WHAT IS REQUIRED:
Select every line holding the word "cond" and copy it.

DATASET RECORDS:
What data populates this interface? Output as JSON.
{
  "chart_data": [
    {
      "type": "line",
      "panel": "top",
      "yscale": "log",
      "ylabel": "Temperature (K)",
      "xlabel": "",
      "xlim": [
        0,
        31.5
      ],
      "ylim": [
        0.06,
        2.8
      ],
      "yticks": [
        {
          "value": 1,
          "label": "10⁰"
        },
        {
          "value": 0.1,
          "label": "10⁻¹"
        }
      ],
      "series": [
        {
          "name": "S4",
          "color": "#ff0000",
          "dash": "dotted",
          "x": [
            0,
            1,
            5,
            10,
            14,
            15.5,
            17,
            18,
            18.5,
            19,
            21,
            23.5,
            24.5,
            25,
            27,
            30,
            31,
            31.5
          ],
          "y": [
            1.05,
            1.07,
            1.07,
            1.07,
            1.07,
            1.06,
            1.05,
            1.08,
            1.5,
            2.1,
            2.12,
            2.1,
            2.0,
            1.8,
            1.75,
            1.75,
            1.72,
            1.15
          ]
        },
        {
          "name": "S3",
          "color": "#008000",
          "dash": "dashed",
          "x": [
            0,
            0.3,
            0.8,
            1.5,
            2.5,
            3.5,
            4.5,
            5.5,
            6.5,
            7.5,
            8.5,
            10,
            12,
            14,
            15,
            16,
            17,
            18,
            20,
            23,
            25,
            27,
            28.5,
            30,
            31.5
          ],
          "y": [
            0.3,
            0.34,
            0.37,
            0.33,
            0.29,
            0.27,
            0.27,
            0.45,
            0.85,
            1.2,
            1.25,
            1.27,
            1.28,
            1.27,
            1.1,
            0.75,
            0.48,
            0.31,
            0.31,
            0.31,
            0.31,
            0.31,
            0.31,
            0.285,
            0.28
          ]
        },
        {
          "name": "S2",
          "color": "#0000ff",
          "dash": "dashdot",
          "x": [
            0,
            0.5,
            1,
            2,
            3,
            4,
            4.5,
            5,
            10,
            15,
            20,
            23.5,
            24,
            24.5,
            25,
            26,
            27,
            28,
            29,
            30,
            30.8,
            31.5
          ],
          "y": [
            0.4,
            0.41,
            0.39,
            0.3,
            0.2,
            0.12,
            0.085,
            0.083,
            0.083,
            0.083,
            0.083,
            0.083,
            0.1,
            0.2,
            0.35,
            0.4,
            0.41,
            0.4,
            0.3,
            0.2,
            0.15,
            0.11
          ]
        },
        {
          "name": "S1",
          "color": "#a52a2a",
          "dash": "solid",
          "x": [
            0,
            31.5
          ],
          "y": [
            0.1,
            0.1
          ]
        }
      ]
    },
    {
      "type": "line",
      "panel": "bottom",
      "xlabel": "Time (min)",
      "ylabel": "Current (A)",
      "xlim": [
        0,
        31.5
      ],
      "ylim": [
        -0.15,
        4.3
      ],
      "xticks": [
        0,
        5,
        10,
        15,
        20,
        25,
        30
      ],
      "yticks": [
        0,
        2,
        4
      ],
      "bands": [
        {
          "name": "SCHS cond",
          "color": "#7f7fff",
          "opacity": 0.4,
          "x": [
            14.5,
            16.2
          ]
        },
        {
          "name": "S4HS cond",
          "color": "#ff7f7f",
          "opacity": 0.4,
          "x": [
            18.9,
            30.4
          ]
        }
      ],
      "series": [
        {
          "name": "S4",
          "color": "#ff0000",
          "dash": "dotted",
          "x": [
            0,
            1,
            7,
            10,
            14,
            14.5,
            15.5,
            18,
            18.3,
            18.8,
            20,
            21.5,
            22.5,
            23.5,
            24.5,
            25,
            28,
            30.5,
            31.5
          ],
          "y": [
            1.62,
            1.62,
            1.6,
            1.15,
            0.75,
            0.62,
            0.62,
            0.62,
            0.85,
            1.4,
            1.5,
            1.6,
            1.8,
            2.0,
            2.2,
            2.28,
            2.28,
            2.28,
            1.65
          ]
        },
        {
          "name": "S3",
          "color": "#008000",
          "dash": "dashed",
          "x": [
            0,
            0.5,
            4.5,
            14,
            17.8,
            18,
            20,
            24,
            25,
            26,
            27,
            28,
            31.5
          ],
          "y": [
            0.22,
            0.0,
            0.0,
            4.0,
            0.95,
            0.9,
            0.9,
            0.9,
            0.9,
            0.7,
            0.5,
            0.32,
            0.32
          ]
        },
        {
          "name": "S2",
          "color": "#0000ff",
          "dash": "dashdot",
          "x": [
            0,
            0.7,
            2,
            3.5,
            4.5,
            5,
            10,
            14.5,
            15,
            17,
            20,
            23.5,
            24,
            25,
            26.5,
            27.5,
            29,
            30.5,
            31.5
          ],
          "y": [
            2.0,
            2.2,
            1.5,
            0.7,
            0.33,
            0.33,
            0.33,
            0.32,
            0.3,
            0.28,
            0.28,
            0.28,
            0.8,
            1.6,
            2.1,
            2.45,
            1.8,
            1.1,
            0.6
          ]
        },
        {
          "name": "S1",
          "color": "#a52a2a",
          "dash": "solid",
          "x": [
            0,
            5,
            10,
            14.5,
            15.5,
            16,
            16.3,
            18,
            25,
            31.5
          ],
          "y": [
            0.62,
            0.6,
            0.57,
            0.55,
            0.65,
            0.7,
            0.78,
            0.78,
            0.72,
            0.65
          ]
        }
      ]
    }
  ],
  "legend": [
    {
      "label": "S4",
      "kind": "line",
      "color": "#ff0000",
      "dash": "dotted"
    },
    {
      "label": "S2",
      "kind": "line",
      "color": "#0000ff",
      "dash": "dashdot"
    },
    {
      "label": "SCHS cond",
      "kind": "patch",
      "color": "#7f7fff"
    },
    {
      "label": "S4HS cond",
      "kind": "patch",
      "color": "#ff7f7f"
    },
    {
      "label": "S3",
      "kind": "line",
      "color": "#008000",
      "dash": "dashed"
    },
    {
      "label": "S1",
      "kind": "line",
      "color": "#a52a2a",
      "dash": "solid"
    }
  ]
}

SOLUTION TO THE EXERCISE:
          "name": "SCHS cond",
          "name": "S4HS cond",
      "label": "SCHS cond",
      "label": "S4HS cond",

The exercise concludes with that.